-- RECORDS PROVIDED --

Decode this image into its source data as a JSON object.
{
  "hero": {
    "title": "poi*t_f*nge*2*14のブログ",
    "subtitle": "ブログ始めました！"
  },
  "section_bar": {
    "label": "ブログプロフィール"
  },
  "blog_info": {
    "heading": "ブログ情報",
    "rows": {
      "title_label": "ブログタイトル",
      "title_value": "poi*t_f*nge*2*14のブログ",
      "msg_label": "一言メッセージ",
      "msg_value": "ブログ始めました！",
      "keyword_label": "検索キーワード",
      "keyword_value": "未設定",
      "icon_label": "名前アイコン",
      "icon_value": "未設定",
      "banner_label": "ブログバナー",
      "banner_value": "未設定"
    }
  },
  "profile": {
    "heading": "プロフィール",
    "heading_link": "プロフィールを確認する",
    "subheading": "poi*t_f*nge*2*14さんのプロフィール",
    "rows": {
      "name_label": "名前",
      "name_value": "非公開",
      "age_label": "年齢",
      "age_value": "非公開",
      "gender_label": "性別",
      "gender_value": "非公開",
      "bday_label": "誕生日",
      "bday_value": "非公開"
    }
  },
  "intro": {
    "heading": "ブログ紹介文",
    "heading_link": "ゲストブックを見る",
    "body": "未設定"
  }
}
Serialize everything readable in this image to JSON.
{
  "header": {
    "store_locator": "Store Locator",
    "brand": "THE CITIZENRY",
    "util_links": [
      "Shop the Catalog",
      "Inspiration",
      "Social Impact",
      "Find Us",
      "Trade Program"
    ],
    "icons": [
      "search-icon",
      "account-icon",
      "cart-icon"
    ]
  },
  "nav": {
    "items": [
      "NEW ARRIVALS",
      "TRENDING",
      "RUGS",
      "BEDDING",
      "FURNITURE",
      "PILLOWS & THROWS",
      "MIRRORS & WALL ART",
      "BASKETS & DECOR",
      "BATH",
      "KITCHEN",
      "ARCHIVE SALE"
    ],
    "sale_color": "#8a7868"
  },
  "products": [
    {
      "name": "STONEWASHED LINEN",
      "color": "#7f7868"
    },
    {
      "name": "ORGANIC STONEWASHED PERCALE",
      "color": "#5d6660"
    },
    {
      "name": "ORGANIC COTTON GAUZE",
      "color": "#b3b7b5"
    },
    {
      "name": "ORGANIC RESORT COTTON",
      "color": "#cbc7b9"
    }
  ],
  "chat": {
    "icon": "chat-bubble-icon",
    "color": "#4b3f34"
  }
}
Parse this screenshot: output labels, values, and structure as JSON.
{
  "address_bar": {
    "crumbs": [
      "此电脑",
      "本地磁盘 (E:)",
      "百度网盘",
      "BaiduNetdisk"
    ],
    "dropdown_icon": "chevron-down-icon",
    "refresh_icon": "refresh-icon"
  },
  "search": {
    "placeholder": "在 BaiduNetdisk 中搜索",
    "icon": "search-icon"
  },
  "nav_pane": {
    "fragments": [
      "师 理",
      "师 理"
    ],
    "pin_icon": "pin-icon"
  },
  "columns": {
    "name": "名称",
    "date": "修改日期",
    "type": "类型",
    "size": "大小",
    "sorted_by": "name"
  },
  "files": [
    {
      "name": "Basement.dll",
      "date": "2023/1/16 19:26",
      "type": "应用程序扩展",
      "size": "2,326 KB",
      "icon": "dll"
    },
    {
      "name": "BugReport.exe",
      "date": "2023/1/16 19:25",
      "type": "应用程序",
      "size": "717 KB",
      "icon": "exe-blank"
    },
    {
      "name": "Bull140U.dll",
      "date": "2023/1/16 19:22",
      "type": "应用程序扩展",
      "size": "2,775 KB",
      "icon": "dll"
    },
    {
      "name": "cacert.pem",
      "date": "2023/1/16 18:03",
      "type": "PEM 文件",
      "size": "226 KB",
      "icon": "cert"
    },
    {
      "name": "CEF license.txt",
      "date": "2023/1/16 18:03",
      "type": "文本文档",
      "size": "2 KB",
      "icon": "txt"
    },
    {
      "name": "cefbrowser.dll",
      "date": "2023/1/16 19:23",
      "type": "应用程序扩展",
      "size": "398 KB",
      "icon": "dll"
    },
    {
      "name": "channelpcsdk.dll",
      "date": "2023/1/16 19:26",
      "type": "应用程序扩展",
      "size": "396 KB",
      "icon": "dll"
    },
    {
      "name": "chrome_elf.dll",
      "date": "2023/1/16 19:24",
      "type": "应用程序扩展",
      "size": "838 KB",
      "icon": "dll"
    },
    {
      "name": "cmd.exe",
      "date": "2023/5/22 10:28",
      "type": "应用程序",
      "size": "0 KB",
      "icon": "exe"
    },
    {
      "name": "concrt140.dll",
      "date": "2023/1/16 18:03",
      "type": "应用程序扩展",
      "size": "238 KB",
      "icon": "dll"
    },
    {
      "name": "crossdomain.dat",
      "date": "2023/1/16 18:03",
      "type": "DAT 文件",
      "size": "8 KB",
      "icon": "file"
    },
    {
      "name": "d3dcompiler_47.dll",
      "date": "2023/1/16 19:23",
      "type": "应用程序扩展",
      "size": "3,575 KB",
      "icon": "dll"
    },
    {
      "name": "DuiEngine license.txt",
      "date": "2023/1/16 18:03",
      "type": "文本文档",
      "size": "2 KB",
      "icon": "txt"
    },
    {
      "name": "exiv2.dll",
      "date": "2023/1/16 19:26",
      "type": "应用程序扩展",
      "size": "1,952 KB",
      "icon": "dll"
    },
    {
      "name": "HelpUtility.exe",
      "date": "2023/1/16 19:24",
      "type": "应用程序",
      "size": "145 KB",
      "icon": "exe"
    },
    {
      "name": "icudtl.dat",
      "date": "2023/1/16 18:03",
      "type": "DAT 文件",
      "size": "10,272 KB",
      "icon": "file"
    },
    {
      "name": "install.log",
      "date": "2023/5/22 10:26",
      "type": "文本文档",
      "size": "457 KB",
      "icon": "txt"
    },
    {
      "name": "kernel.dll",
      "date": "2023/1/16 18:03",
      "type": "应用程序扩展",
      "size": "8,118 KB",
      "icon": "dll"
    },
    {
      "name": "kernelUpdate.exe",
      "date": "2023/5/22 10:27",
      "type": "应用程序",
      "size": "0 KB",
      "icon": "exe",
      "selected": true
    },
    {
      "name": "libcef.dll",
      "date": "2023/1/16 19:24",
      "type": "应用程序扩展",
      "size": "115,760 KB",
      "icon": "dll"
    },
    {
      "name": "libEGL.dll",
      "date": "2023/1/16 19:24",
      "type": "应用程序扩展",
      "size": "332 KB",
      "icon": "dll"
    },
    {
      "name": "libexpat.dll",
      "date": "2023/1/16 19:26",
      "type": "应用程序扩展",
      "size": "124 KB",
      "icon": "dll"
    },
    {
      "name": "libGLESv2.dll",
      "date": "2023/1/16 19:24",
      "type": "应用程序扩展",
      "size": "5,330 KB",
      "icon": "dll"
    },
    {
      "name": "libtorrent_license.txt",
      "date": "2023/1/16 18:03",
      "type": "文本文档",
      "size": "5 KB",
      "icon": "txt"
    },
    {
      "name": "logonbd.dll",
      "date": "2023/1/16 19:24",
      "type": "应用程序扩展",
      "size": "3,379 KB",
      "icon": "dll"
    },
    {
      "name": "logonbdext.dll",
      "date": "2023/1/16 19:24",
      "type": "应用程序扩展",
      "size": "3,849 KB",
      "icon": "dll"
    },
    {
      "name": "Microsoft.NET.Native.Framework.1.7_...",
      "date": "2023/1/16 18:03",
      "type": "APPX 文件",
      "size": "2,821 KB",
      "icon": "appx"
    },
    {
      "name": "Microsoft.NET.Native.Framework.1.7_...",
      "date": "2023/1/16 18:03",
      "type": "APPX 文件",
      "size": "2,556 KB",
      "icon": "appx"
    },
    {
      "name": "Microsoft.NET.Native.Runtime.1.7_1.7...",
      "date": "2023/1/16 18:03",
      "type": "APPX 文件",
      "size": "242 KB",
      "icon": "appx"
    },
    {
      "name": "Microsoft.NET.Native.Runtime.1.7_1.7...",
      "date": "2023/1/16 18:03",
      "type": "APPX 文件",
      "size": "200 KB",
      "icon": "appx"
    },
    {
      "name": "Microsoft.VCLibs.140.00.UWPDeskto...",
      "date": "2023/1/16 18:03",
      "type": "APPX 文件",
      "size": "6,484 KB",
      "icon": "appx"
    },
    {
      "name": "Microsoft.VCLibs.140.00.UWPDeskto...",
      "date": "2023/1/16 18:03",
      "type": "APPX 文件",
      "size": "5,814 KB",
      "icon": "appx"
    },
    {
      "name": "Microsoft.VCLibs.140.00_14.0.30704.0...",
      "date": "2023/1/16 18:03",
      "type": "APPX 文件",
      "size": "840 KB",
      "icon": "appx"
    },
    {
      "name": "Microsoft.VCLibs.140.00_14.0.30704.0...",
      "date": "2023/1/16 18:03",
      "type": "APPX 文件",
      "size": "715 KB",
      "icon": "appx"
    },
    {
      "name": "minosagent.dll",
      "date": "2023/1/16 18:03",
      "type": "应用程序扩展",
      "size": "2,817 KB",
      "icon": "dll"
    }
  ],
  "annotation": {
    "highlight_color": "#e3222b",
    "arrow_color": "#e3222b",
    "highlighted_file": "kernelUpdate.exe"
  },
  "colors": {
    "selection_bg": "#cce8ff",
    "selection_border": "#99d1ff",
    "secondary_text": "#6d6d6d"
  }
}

-- TASK OBJECTIVE --
Among the lines of the data, identify those with the word "BaiduNetdisk". Copy each of them.

-- TASK SOLUTION --
      "BaiduNetdisk"
    "placeholder": "在 BaiduNetdisk 中搜索",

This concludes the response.